_Task_.
Give only the number of lines in the data that contain the word "domestic".

------ Entries shown ------

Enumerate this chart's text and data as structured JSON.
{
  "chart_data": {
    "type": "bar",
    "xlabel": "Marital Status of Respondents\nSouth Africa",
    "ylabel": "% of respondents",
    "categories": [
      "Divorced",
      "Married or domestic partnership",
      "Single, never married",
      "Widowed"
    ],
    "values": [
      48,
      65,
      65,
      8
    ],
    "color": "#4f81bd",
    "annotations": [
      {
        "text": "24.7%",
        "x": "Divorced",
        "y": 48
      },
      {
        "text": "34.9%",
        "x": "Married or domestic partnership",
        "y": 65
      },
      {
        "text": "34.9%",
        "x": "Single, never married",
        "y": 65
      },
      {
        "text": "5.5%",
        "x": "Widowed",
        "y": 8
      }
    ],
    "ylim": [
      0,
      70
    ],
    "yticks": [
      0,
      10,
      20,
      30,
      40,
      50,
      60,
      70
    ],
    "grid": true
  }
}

------
------ Entries shown ------

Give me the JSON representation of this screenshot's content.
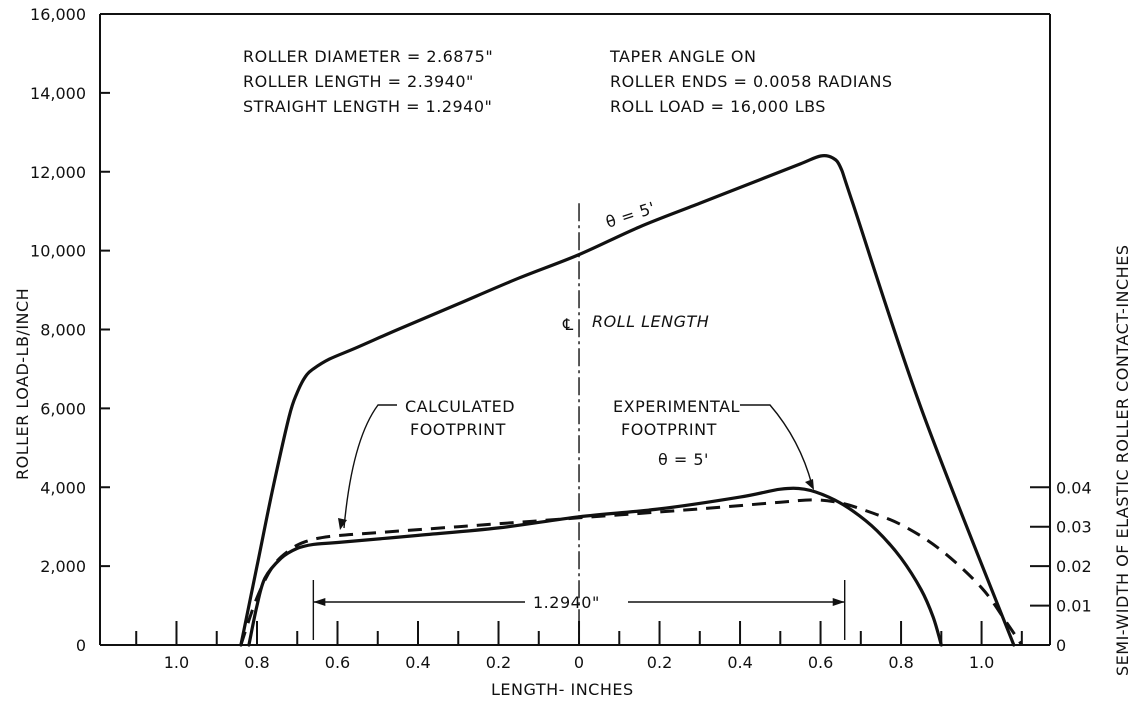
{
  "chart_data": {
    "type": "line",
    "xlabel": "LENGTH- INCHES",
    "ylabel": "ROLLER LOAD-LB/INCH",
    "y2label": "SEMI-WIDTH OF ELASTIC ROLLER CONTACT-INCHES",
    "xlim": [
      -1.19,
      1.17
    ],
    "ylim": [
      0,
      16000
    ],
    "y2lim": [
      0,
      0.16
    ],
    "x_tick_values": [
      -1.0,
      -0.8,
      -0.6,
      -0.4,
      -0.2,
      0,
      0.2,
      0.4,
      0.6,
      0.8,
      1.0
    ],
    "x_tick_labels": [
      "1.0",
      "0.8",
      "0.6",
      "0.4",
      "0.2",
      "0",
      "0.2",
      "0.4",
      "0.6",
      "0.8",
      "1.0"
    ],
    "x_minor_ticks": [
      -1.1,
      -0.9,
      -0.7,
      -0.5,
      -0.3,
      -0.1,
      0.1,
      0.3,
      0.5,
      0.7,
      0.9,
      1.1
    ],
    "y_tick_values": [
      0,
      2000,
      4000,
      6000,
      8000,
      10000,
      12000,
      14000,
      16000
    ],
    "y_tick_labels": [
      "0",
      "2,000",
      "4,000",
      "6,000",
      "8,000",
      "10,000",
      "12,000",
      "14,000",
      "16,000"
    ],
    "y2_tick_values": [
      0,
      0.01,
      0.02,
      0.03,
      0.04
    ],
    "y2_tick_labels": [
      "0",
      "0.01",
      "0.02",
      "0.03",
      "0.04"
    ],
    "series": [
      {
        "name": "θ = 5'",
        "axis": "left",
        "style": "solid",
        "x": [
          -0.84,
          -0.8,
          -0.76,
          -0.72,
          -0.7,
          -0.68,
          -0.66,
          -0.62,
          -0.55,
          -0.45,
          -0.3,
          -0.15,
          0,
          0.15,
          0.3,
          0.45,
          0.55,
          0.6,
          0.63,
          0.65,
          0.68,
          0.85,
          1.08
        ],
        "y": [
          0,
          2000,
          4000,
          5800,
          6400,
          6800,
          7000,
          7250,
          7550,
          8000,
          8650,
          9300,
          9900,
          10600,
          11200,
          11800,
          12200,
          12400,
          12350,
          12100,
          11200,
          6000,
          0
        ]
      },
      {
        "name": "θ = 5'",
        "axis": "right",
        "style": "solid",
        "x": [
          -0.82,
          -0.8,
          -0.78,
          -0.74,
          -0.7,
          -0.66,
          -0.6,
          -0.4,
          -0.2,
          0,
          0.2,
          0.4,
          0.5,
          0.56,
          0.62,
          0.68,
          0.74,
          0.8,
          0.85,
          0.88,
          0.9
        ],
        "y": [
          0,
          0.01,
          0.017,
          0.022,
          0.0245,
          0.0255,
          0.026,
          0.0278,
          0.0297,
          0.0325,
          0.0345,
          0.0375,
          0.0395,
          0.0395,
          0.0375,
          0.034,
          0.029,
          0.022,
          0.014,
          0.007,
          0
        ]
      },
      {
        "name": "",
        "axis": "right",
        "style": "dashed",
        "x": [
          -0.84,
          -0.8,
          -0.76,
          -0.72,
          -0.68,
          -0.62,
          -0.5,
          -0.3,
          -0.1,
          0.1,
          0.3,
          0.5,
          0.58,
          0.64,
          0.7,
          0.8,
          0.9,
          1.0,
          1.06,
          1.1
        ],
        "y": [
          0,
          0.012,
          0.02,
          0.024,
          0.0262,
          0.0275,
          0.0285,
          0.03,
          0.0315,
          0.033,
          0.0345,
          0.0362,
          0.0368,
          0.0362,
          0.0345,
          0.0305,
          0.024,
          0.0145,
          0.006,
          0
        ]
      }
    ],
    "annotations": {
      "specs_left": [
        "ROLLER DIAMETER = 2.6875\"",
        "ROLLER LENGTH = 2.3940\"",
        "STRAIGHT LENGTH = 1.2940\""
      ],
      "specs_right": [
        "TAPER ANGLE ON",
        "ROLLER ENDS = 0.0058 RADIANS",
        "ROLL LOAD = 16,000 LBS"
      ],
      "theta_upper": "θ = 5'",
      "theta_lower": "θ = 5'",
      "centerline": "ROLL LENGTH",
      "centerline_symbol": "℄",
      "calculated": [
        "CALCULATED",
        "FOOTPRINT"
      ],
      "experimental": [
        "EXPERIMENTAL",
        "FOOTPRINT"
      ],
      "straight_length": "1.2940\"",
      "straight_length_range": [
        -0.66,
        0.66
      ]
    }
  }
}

------

_The reply_.
2